## GIVEN REQUEST
Wherever "分間降水量" appears in a line, list that line.

--- PROVIDED MATERIAL ---

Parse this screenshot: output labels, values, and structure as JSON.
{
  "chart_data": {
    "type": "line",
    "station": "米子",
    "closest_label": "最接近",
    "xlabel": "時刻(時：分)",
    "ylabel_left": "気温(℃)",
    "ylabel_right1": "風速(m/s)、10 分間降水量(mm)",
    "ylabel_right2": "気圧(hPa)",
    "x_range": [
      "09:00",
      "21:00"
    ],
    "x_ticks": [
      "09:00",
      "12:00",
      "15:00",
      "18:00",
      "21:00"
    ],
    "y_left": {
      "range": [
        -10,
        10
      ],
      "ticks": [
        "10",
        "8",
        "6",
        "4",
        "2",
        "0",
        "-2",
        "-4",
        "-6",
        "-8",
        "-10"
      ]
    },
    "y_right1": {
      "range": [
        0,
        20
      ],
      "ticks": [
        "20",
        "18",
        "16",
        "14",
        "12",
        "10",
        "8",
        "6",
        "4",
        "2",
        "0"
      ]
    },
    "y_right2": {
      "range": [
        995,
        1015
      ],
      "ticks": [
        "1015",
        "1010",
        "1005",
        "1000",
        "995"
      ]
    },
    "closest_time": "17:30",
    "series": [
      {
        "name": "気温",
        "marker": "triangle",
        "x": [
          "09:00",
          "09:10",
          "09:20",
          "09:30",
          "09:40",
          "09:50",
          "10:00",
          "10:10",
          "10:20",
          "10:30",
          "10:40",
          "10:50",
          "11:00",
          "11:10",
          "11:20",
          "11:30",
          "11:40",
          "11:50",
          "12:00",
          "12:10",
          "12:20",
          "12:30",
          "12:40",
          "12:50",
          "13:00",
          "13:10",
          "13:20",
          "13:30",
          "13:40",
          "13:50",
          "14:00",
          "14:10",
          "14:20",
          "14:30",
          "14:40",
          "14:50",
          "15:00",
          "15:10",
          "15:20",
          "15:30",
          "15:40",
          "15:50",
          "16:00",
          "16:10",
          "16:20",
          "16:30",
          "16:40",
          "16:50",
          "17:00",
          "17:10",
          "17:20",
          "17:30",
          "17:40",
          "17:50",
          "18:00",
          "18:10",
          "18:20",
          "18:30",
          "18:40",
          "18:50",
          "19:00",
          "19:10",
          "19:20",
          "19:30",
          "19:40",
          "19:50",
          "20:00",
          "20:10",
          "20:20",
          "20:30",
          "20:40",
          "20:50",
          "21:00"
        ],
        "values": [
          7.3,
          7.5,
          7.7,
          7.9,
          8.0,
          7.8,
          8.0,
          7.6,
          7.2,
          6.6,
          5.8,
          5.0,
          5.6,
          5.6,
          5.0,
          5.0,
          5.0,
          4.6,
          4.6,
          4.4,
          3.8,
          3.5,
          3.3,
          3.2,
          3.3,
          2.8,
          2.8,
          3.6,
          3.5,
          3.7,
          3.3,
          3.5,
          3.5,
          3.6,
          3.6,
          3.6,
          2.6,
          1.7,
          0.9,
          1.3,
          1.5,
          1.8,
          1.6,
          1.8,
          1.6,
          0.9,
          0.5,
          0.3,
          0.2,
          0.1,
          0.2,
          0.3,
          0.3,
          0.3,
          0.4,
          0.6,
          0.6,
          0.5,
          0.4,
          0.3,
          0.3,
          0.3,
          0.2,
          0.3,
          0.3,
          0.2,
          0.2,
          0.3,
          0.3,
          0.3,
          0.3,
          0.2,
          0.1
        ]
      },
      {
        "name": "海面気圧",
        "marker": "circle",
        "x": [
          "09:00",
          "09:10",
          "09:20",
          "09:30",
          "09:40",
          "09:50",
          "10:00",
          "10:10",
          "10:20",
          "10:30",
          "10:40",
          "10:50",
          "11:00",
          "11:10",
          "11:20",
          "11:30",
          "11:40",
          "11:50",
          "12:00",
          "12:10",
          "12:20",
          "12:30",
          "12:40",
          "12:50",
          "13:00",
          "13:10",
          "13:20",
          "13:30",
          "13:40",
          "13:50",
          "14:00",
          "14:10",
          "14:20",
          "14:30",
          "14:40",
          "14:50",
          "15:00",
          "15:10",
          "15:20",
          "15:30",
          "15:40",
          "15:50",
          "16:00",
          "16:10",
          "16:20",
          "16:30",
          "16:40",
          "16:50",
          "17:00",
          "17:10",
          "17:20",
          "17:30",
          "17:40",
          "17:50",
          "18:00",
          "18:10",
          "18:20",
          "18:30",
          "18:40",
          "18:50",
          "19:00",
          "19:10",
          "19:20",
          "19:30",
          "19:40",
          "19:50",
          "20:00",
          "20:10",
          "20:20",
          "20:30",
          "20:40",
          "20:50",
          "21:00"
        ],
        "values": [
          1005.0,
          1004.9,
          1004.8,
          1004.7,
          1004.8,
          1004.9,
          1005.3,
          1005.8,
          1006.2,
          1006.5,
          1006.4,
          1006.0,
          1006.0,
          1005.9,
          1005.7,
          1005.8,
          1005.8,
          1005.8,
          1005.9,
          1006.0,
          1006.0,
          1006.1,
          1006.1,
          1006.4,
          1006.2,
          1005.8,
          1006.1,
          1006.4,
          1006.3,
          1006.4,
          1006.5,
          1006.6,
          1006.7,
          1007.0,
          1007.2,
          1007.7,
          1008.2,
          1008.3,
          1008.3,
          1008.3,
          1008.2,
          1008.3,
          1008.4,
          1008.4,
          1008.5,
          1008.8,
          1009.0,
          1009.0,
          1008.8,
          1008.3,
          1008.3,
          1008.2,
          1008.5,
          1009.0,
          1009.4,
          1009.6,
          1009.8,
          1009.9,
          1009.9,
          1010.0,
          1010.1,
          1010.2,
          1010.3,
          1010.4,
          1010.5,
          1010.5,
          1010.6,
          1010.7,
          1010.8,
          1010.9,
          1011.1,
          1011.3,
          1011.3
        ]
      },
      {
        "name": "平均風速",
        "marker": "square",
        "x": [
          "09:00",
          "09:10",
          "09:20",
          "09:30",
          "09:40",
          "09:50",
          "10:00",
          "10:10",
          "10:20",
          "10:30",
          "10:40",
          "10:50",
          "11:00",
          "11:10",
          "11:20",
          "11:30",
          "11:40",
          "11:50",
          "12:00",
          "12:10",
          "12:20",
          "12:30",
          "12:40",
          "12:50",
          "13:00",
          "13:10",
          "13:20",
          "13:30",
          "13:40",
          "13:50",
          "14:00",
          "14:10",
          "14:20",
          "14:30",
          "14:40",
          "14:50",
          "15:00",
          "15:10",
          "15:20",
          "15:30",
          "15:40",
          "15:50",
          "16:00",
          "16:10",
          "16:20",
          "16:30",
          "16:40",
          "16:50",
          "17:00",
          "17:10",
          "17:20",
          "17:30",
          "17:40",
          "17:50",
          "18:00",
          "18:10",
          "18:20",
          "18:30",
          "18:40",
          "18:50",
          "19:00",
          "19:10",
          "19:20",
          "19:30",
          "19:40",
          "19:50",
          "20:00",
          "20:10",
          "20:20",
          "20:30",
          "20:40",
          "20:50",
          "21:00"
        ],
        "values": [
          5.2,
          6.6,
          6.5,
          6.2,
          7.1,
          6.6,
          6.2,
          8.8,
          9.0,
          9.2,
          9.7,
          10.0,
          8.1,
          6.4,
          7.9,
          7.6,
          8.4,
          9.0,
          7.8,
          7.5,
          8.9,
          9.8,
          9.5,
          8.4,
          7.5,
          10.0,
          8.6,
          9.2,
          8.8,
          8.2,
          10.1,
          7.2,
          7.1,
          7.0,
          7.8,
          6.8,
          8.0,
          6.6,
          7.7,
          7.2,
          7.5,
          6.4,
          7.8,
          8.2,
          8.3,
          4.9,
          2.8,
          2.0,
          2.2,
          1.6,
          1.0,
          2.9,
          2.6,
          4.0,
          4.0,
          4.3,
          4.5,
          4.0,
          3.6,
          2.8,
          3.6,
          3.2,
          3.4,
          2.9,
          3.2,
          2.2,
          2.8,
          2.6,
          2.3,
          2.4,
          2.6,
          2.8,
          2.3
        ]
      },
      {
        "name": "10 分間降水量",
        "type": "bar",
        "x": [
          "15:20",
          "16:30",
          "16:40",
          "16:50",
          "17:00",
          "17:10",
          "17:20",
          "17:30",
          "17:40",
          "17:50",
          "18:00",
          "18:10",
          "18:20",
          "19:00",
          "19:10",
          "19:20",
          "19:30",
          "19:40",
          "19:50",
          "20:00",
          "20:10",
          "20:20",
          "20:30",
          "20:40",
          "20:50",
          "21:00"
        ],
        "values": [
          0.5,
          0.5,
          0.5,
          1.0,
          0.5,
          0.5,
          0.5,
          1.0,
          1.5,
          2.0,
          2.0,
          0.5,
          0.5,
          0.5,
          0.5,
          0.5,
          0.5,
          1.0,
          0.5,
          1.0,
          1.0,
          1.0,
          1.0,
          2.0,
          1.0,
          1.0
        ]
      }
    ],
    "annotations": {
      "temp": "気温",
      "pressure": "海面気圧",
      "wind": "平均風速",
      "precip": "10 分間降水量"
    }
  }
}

---

## EXERCISE RESULT
    "ylabel_right1": "風速(m/s)、10 分間降水量(mm)",
        "name": "10 分間降水量",
      "precip": "10 分間降水量"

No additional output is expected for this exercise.